■ WHAT THIS TASK INVOLVES:
Extract every record, keeping each one exactly as it is.

■ Collection entries:

+++

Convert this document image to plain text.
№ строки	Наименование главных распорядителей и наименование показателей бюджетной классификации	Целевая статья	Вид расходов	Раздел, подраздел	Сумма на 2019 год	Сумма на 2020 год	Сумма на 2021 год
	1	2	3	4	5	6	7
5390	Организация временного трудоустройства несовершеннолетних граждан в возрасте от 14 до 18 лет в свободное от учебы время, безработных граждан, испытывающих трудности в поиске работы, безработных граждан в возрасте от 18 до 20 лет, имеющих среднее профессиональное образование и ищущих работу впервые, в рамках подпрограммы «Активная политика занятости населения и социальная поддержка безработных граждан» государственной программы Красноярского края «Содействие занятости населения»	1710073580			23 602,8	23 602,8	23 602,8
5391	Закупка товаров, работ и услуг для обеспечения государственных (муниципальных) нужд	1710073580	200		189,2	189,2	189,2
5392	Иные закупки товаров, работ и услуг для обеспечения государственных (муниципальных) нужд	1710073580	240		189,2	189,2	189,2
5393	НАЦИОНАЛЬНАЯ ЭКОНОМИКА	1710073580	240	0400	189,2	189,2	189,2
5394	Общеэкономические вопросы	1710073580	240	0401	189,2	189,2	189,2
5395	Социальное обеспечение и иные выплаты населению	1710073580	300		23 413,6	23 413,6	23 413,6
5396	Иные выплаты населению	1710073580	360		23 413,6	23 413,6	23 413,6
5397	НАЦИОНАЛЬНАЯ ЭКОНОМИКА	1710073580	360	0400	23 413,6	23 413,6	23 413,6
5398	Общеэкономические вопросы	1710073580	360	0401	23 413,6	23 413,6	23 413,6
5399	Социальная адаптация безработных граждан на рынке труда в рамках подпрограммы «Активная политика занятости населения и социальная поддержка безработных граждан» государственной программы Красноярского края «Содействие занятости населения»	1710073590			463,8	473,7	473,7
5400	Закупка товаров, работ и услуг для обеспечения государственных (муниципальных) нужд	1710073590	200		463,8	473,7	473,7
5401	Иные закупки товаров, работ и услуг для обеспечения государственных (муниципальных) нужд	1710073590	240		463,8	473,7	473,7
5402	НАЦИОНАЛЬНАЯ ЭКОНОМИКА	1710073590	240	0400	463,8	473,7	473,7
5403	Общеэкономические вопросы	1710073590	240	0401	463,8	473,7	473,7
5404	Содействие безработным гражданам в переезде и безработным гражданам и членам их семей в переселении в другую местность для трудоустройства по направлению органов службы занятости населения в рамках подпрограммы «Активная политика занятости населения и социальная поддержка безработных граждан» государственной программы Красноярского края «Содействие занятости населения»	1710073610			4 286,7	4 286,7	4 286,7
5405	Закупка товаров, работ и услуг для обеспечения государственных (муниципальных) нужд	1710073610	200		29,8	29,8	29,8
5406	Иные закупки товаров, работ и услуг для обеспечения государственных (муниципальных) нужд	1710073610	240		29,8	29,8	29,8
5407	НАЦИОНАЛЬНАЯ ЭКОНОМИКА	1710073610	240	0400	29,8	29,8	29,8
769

+++

■ EXERCISE RESPONSE:
Convert this document image to plain text.
№ строки	Наименование главных распорядителей и наименование показателей бюджетной классификации	Целевая статья	Вид расходов	Раздел, подраздел	Сумма на 2019 год	Сумма на 2020 год	Сумма на 2021 год
	1	2	3	4	5	6	7
5390	Организация временного трудоустройства несовершеннолетних граждан в возрасте от 14 до 18 лет в свободное от учебы время, безработных граждан, испытывающих трудности в поиске работы, безработных граждан в возрасте от 18 до 20 лет, имеющих среднее профессиональное образование и ищущих работу впервые, в рамках подпрограммы «Активная политика занятости населения и социальная поддержка безработных граждан» государственной программы Красноярского края «Содействие занятости населения»	1710073580			23 602,8	23 602,8	23 602,8
5391	Закупка товаров, работ и услуг для обеспечения государственных (муниципальных) нужд	1710073580	200		189,2	189,2	189,2
5392	Иные закупки товаров, работ и услуг для обеспечения государственных (муниципальных) нужд	1710073580	240		189,2	189,2	189,2
5393	НАЦИОНАЛЬНАЯ ЭКОНОМИКА	1710073580	240	0400	189,2	189,2	189,2
5394	Общеэкономические вопросы	1710073580	240	0401	189,2	189,2	189,2
5395	Социальное обеспечение и иные выплаты населению	1710073580	300		23 413,6	23 413,6	23 413,6
5396	Иные выплаты населению	1710073580	360		23 413,6	23 413,6	23 413,6
5397	НАЦИОНАЛЬНАЯ ЭКОНОМИКА	1710073580	360	0400	23 413,6	23 413,6	23 413,6
5398	Общеэкономические вопросы	1710073580	360	0401	23 413,6	23 413,6	23 413,6
5399	Социальная адаптация безработных граждан на рынке труда в рамках подпрограммы «Активная политика занятости населения и социальная поддержка безработных граждан» государственной программы Красноярского края «Содействие занятости населения»	1710073590			463,8	473,7	473,7
5400	Закупка товаров, работ и услуг для обеспечения государственных (муниципальных) нужд	1710073590	200		463,8	473,7	473,7
5401	Иные закупки товаров, работ и услуг для обеспечения государственных (муниципальных) нужд	1710073590	240		463,8	473,7	473,7
5402	НАЦИОНАЛЬНАЯ ЭКОНОМИКА	1710073590	240	0400	463,8	473,7	473,7
5403	Общеэкономические вопросы	1710073590	240	0401	463,8	473,7	473,7
5404	Содействие безработным гражданам в переезде и безработным гражданам и членам их семей в переселении в другую местность для трудоустройства по направлению органов службы занятости населения в рамках подпрограммы «Активная политика занятости населения и социальная поддержка безработных граждан» государственной программы Красноярского края «Содействие занятости населения»	1710073610			4 286,7	4 286,7	4 286,7
5405	Закупка товаров, работ и услуг для обеспечения государственных (муниципальных) нужд	1710073610	200		29,8	29,8	29,8
5406	Иные закупки товаров, работ и услуг для обеспечения государственных (муниципальных) нужд	1710073610	240		29,8	29,8	29,8
5407	НАЦИОНАЛЬНАЯ ЭКОНОМИКА	1710073610	240	0400	29,8	29,8	29,8
769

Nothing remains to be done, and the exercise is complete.